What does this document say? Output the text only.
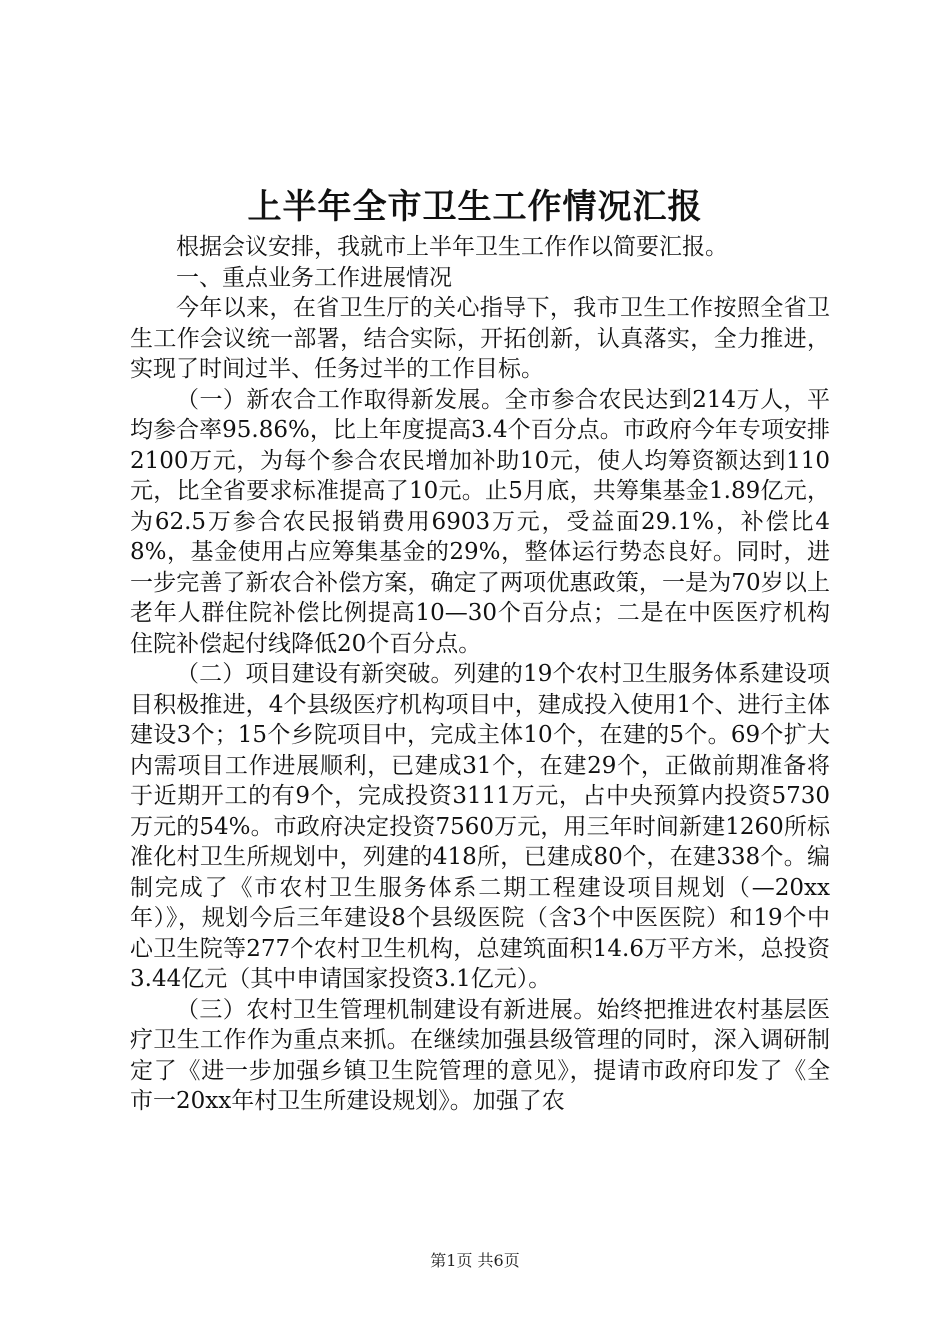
上半年全市卫生工作情况汇报

根据会议安排，我就市上半年卫生工作作以简要汇报。

一、重点业务工作进展情况

今年以来，在省卫生厅的关心指导下，我市卫生工作按照全省卫生工作会议统一部署，结合实际，开拓创新，认真落实，全力推进，实现了时间过半、任务过半的工作目标。

（一）新农合工作取得新发展。全市参合农民达到214万人，平均参合率95.86%，比上年度提高3.4个百分点。市政府今年专项安排2100万元，为每个参合农民增加补助10元，使人均筹资额达到110元，比全省要求标准提高了10元。止5月底，共筹集基金1.89亿元，为62.5万参合农民报销费用6903万元，受益面29.1%，补偿比48%，基金使用占应筹集基金的29%，整体运行势态良好。同时，进一步完善了新农合补偿方案，确定了两项优惠政策，一是为70岁以上老年人群住院补偿比例提高10—30个百分点；二是在中医医疗机构住院补偿起付线降低20个百分点。

（二）项目建设有新突破。列建的19个农村卫生服务体系建设项目积极推进，4个县级医疗机构项目中，建成投入使用1个、进行主体建设3个；15个乡院项目中，完成主体10个，在建的5个。69个扩大内需项目工作进展顺利，已建成31个，在建29个，正做前期准备将于近期开工的有9个，完成投资3111万元，占中央预算内投资5730万元的54%。市政府决定投资7560万元，用三年时间新建1260所标准化村卫生所规划中，列建的418所，已建成80个，在建338个。编制完成了《市农村卫生服务体系二期工程建设项目规划（—20xx年）》，规划今后三年建设8个县级医院（含3个中医医院）和19个中心卫生院等277个农村卫生机构，总建筑面积14.6万平方米，总投资3.44亿元（其中申请国家投资3.1亿元）。

（三）农村卫生管理机制建设有新进展。始终把推进农村基层医疗卫生工作作为重点来抓。在继续加强县级管理的同时，深入调研制定了《进一步加强乡镇卫生院管理的意见》，提请市政府印发了《全市一20xx年村卫生所建设规划》。加强了农

第1页 共6页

BRIEF
Transcribe the complete set of entries verbatim. No pictures belong in the copy.

RESPONSE TO THE TASK
What does this document say? Output the text only.
上半年全市卫生工作情况汇报

根据会议安排，我就市上半年卫生工作作以简要汇报。

一、重点业务工作进展情况

今年以来，在省卫生厅的关心指导下，我市卫生工作按照全省卫生工作会议统一部署，结合实际，开拓创新，认真落实，全力推进，实现了时间过半、任务过半的工作目标。

（一）新农合工作取得新发展。全市参合农民达到214万人，平均参合率95.86%，比上年度提高3.4个百分点。市政府今年专项安排2100万元，为每个参合农民增加补助10元，使人均筹资额达到110元，比全省要求标准提高了10元。止5月底，共筹集基金1.89亿元，为62.5万参合农民报销费用6903万元，受益面29.1%，补偿比48%，基金使用占应筹集基金的29%，整体运行势态良好。同时，进一步完善了新农合补偿方案，确定了两项优惠政策，一是为70岁以上老年人群住院补偿比例提高10—30个百分点；二是在中医医疗机构住院补偿起付线降低20个百分点。

（二）项目建设有新突破。列建的19个农村卫生服务体系建设项目积极推进，4个县级医疗机构项目中，建成投入使用1个、进行主体建设3个；15个乡院项目中，完成主体10个，在建的5个。69个扩大内需项目工作进展顺利，已建成31个，在建29个，正做前期准备将于近期开工的有9个，完成投资3111万元，占中央预算内投资5730万元的54%。市政府决定投资7560万元，用三年时间新建1260所标准化村卫生所规划中，列建的418所，已建成80个，在建338个。编制完成了《市农村卫生服务体系二期工程建设项目规划（—20xx年）》，规划今后三年建设8个县级医院（含3个中医医院）和19个中心卫生院等277个农村卫生机构，总建筑面积14.6万平方米，总投资3.44亿元（其中申请国家投资3.1亿元）。

（三）农村卫生管理机制建设有新进展。始终把推进农村基层医疗卫生工作作为重点来抓。在继续加强县级管理的同时，深入调研制定了《进一步加强乡镇卫生院管理的意见》，提请市政府印发了《全市一20xx年村卫生所建设规划》。加强了农

第1页 共6页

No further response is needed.